>> Start
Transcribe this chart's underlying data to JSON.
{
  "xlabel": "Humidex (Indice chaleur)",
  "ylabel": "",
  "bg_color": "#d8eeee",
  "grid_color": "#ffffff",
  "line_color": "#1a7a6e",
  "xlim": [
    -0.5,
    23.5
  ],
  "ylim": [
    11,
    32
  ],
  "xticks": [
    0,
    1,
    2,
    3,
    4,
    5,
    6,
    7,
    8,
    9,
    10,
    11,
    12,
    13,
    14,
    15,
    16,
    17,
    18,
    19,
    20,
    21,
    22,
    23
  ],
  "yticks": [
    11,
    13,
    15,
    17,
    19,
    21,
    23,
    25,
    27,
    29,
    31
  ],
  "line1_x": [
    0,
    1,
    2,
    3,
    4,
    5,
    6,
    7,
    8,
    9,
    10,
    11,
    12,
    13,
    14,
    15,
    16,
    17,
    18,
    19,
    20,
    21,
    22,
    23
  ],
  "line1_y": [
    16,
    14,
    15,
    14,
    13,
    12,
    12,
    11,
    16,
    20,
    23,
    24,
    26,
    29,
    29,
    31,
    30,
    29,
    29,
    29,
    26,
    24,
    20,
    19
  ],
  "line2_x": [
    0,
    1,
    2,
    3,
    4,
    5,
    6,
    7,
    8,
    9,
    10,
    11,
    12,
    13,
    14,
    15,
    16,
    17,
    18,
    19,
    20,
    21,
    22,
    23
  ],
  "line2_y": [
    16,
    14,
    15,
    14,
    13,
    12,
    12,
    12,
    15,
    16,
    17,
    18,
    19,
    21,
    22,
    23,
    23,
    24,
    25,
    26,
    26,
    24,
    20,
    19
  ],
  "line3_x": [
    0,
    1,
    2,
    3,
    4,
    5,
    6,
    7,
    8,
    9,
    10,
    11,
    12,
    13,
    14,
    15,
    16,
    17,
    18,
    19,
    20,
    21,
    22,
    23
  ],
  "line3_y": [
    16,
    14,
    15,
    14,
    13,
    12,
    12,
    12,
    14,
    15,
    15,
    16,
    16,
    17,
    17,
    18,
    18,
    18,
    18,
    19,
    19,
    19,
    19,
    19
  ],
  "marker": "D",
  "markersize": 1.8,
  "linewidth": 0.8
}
>> End
= Work required =
Faithfully copy every entry, leaving nothing out.

= The reply =
Transcribe this chart's underlying data to JSON.
{
  "xlabel": "Humidex (Indice chaleur)",
  "ylabel": "",
  "bg_color": "#d8eeee",
  "grid_color": "#ffffff",
  "line_color": "#1a7a6e",
  "xlim": [
    -0.5,
    23.5
  ],
  "ylim": [
    11,
    32
  ],
  "xticks": [
    0,
    1,
    2,
    3,
    4,
    5,
    6,
    7,
    8,
    9,
    10,
    11,
    12,
    13,
    14,
    15,
    16,
    17,
    18,
    19,
    20,
    21,
    22,
    23
  ],
  "yticks": [
    11,
    13,
    15,
    17,
    19,
    21,
    23,
    25,
    27,
    29,
    31
  ],
  "line1_x": [
    0,
    1,
    2,
    3,
    4,
    5,
    6,
    7,
    8,
    9,
    10,
    11,
    12,
    13,
    14,
    15,
    16,
    17,
    18,
    19,
    20,
    21,
    22,
    23
  ],
  "line1_y": [
    16,
    14,
    15,
    14,
    13,
    12,
    12,
    11,
    16,
    20,
    23,
    24,
    26,
    29,
    29,
    31,
    30,
    29,
    29,
    29,
    26,
    24,
    20,
    19
  ],
  "line2_x": [
    0,
    1,
    2,
    3,
    4,
    5,
    6,
    7,
    8,
    9,
    10,
    11,
    12,
    13,
    14,
    15,
    16,
    17,
    18,
    19,
    20,
    21,
    22,
    23
  ],
  "line2_y": [
    16,
    14,
    15,
    14,
    13,
    12,
    12,
    12,
    15,
    16,
    17,
    18,
    19,
    21,
    22,
    23,
    23,
    24,
    25,
    26,
    26,
    24,
    20,
    19
  ],
  "line3_x": [
    0,
    1,
    2,
    3,
    4,
    5,
    6,
    7,
    8,
    9,
    10,
    11,
    12,
    13,
    14,
    15,
    16,
    17,
    18,
    19,
    20,
    21,
    22,
    23
  ],
  "line3_y": [
    16,
    14,
    15,
    14,
    13,
    12,
    12,
    12,
    14,
    15,
    15,
    16,
    16,
    17,
    17,
    18,
    18,
    18,
    18,
    19,
    19,
    19,
    19,
    19
  ],
  "marker": "D",
  "markersize": 1.8,
  "linewidth": 0.8
}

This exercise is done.